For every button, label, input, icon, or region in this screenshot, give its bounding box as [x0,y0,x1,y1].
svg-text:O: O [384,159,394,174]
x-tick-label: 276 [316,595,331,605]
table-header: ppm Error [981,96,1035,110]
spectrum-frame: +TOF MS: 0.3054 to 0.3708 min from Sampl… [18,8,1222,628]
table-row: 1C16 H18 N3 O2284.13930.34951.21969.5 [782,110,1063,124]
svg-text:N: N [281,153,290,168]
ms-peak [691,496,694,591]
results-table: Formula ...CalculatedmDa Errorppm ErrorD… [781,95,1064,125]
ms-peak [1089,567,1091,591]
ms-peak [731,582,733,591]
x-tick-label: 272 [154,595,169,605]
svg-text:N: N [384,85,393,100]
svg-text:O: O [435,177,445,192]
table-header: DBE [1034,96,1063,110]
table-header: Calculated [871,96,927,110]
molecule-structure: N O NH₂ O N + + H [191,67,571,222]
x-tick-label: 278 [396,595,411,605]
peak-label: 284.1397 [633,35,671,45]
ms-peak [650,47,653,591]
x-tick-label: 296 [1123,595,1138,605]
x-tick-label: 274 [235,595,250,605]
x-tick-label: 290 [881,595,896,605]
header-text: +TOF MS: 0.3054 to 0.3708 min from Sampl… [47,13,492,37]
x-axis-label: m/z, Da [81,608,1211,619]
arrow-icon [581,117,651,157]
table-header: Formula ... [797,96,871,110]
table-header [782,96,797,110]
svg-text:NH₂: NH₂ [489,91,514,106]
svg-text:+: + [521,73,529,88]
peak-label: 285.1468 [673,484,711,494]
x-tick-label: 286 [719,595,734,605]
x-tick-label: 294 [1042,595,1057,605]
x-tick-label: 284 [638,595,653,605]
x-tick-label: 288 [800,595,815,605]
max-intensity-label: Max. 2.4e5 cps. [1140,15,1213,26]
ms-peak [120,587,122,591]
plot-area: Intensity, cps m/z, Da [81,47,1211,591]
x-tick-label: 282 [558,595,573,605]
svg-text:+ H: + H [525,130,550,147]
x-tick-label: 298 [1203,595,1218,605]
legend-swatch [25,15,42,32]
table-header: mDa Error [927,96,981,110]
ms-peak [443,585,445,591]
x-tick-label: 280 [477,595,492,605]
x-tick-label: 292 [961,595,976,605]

-- Directive --
From the data above, pick out every line that contains the string "text".

-- Complete output --
svg-text:O: O [384,159,394,174]
svg-text:N: N [281,153,290,168]
svg-text:N: N [384,85,393,100]
svg-text:O: O [435,177,445,192]
header-text: +TOF MS: 0.3054 to 0.3708 min from Sampl… [47,13,492,37]
svg-text:NH₂: NH₂ [489,91,514,106]
svg-text:+: + [521,73,529,88]
svg-text:+ H: + H [525,130,550,147]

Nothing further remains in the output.